**What is needed**
Reproduce the material exactly, omitting nothing.
-- BEGIN Records for this task --
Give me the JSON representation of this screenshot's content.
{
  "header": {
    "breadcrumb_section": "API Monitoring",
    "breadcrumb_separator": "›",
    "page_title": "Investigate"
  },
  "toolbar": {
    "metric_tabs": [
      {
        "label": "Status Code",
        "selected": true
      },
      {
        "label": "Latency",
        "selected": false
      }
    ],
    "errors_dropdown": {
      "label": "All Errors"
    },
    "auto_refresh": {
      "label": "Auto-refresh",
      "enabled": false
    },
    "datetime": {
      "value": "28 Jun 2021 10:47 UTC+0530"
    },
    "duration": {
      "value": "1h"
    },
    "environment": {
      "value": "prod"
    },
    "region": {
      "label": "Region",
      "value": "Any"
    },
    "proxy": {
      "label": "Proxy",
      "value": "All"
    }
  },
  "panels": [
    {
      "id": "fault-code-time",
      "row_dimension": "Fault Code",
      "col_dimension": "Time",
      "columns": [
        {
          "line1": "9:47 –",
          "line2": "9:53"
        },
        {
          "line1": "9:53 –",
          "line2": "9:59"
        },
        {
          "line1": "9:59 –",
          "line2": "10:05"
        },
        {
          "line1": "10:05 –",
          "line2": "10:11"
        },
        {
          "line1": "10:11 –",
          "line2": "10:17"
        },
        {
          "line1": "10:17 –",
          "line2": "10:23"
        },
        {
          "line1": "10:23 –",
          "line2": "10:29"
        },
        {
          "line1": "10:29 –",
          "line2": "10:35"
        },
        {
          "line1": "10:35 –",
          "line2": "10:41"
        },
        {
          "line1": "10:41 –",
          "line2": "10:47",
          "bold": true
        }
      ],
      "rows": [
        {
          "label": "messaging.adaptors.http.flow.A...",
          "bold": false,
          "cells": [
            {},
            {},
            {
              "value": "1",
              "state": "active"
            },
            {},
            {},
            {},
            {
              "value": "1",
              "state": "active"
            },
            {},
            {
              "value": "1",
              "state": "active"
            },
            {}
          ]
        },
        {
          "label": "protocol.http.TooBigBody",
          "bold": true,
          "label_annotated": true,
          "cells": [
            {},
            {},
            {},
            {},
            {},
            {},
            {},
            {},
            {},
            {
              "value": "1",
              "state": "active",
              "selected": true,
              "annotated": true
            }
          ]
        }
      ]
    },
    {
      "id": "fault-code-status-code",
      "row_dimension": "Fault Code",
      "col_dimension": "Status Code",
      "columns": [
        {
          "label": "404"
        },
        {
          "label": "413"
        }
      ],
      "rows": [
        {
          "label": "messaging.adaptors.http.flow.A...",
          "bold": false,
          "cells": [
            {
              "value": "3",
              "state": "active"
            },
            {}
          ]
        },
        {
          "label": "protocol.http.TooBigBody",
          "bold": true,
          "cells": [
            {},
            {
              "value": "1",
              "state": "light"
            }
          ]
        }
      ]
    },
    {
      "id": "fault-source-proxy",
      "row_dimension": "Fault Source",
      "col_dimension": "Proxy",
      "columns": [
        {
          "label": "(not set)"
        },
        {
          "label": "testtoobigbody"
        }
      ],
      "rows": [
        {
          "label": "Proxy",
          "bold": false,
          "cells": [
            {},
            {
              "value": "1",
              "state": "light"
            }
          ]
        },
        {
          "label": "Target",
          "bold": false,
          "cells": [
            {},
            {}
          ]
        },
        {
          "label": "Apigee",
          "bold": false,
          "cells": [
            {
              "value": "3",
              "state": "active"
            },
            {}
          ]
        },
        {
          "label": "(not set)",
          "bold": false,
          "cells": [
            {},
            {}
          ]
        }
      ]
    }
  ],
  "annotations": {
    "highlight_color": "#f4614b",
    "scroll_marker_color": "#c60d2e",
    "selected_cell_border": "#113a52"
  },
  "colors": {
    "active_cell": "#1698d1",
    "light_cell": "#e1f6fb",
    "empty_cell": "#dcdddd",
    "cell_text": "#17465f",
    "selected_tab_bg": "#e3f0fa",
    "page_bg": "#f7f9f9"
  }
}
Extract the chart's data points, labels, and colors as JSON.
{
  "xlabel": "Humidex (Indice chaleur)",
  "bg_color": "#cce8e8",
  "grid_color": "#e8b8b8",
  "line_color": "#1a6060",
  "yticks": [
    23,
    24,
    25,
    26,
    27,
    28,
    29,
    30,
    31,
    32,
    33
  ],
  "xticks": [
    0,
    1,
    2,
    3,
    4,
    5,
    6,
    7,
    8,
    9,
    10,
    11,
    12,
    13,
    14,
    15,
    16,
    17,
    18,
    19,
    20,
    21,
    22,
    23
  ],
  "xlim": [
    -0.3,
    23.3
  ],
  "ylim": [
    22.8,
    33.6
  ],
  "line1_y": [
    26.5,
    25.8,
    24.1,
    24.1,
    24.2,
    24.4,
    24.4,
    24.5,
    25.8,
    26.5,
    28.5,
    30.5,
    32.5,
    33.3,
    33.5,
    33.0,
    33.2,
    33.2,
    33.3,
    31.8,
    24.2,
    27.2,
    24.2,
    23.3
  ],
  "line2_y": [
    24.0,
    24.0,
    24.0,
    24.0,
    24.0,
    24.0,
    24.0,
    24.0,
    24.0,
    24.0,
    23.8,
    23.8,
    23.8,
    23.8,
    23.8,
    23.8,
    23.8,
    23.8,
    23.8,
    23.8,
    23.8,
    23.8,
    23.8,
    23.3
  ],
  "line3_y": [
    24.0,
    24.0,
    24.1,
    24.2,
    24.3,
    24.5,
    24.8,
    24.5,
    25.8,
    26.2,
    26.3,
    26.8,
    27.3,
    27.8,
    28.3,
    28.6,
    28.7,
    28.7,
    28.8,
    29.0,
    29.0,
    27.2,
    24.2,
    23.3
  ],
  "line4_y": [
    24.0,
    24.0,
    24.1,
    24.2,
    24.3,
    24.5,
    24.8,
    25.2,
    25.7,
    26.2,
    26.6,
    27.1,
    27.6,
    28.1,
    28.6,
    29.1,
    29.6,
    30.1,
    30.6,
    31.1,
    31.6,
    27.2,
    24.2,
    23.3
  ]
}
-- END Records for this task --
**Answer to the exercise**
Give me the JSON representation of this screenshot's content.
{
  "header": {
    "breadcrumb_section": "API Monitoring",
    "breadcrumb_separator": "›",
    "page_title": "Investigate"
  },
  "toolbar": {
    "metric_tabs": [
      {
        "label": "Status Code",
        "selected": true
      },
      {
        "label": "Latency",
        "selected": false
      }
    ],
    "errors_dropdown": {
      "label": "All Errors"
    },
    "auto_refresh": {
      "label": "Auto-refresh",
      "enabled": false
    },
    "datetime": {
      "value": "28 Jun 2021 10:47 UTC+0530"
    },
    "duration": {
      "value": "1h"
    },
    "environment": {
      "value": "prod"
    },
    "region": {
      "label": "Region",
      "value": "Any"
    },
    "proxy": {
      "label": "Proxy",
      "value": "All"
    }
  },
  "panels": [
    {
      "id": "fault-code-time",
      "row_dimension": "Fault Code",
      "col_dimension": "Time",
      "columns": [
        {
          "line1": "9:47 –",
          "line2": "9:53"
        },
        {
          "line1": "9:53 –",
          "line2": "9:59"
        },
        {
          "line1": "9:59 –",
          "line2": "10:05"
        },
        {
          "line1": "10:05 –",
          "line2": "10:11"
        },
        {
          "line1": "10:11 –",
          "line2": "10:17"
        },
        {
          "line1": "10:17 –",
          "line2": "10:23"
        },
        {
          "line1": "10:23 –",
          "line2": "10:29"
        },
        {
          "line1": "10:29 –",
          "line2": "10:35"
        },
        {
          "line1": "10:35 –",
          "line2": "10:41"
        },
        {
          "line1": "10:41 –",
          "line2": "10:47",
          "bold": true
        }
      ],
      "rows": [
        {
          "label": "messaging.adaptors.http.flow.A...",
          "bold": false,
          "cells": [
            {},
            {},
            {
              "value": "1",
              "state": "active"
            },
            {},
            {},
            {},
            {
              "value": "1",
              "state": "active"
            },
            {},
            {
              "value": "1",
              "state": "active"
            },
            {}
          ]
        },
        {
          "label": "protocol.http.TooBigBody",
          "bold": true,
          "label_annotated": true,
          "cells": [
            {},
            {},
            {},
            {},
            {},
            {},
            {},
            {},
            {},
            {
              "value": "1",
              "state": "active",
              "selected": true,
              "annotated": true
            }
          ]
        }
      ]
    },
    {
      "id": "fault-code-status-code",
      "row_dimension": "Fault Code",
      "col_dimension": "Status Code",
      "columns": [
        {
          "label": "404"
        },
        {
          "label": "413"
        }
      ],
      "rows": [
        {
          "label": "messaging.adaptors.http.flow.A...",
          "bold": false,
          "cells": [
            {
              "value": "3",
              "state": "active"
            },
            {}
          ]
        },
        {
          "label": "protocol.http.TooBigBody",
          "bold": true,
          "cells": [
            {},
            {
              "value": "1",
              "state": "light"
            }
          ]
        }
      ]
    },
    {
      "id": "fault-source-proxy",
      "row_dimension": "Fault Source",
      "col_dimension": "Proxy",
      "columns": [
        {
          "label": "(not set)"
        },
        {
          "label": "testtoobigbody"
        }
      ],
      "rows": [
        {
          "label": "Proxy",
          "bold": false,
          "cells": [
            {},
            {
              "value": "1",
              "state": "light"
            }
          ]
        },
        {
          "label": "Target",
          "bold": false,
          "cells": [
            {},
            {}
          ]
        },
        {
          "label": "Apigee",
          "bold": false,
          "cells": [
            {
              "value": "3",
              "state": "active"
            },
            {}
          ]
        },
        {
          "label": "(not set)",
          "bold": false,
          "cells": [
            {},
            {}
          ]
        }
      ]
    }
  ],
  "annotations": {
    "highlight_color": "#f4614b",
    "scroll_marker_color": "#c60d2e",
    "selected_cell_border": "#113a52"
  },
  "colors": {
    "active_cell": "#1698d1",
    "light_cell": "#e1f6fb",
    "empty_cell": "#dcdddd",
    "cell_text": "#17465f",
    "selected_tab_bg": "#e3f0fa",
    "page_bg": "#f7f9f9"
  }
}
Extract the chart's data points, labels, and colors as JSON.
{
  "xlabel": "Humidex (Indice chaleur)",
  "bg_color": "#cce8e8",
  "grid_color": "#e8b8b8",
  "line_color": "#1a6060",
  "yticks": [
    23,
    24,
    25,
    26,
    27,
    28,
    29,
    30,
    31,
    32,
    33
  ],
  "xticks": [
    0,
    1,
    2,
    3,
    4,
    5,
    6,
    7,
    8,
    9,
    10,
    11,
    12,
    13,
    14,
    15,
    16,
    17,
    18,
    19,
    20,
    21,
    22,
    23
  ],
  "xlim": [
    -0.3,
    23.3
  ],
  "ylim": [
    22.8,
    33.6
  ],
  "line1_y": [
    26.5,
    25.8,
    24.1,
    24.1,
    24.2,
    24.4,
    24.4,
    24.5,
    25.8,
    26.5,
    28.5,
    30.5,
    32.5,
    33.3,
    33.5,
    33.0,
    33.2,
    33.2,
    33.3,
    31.8,
    24.2,
    27.2,
    24.2,
    23.3
  ],
  "line2_y": [
    24.0,
    24.0,
    24.0,
    24.0,
    24.0,
    24.0,
    24.0,
    24.0,
    24.0,
    24.0,
    23.8,
    23.8,
    23.8,
    23.8,
    23.8,
    23.8,
    23.8,
    23.8,
    23.8,
    23.8,
    23.8,
    23.8,
    23.8,
    23.3
  ],
  "line3_y": [
    24.0,
    24.0,
    24.1,
    24.2,
    24.3,
    24.5,
    24.8,
    24.5,
    25.8,
    26.2,
    26.3,
    26.8,
    27.3,
    27.8,
    28.3,
    28.6,
    28.7,
    28.7,
    28.8,
    29.0,
    29.0,
    27.2,
    24.2,
    23.3
  ],
  "line4_y": [
    24.0,
    24.0,
    24.1,
    24.2,
    24.3,
    24.5,
    24.8,
    25.2,
    25.7,
    26.2,
    26.6,
    27.1,
    27.6,
    28.1,
    28.6,
    29.1,
    29.6,
    30.1,
    30.6,
    31.1,
    31.6,
    27.2,
    24.2,
    23.3
  ]
}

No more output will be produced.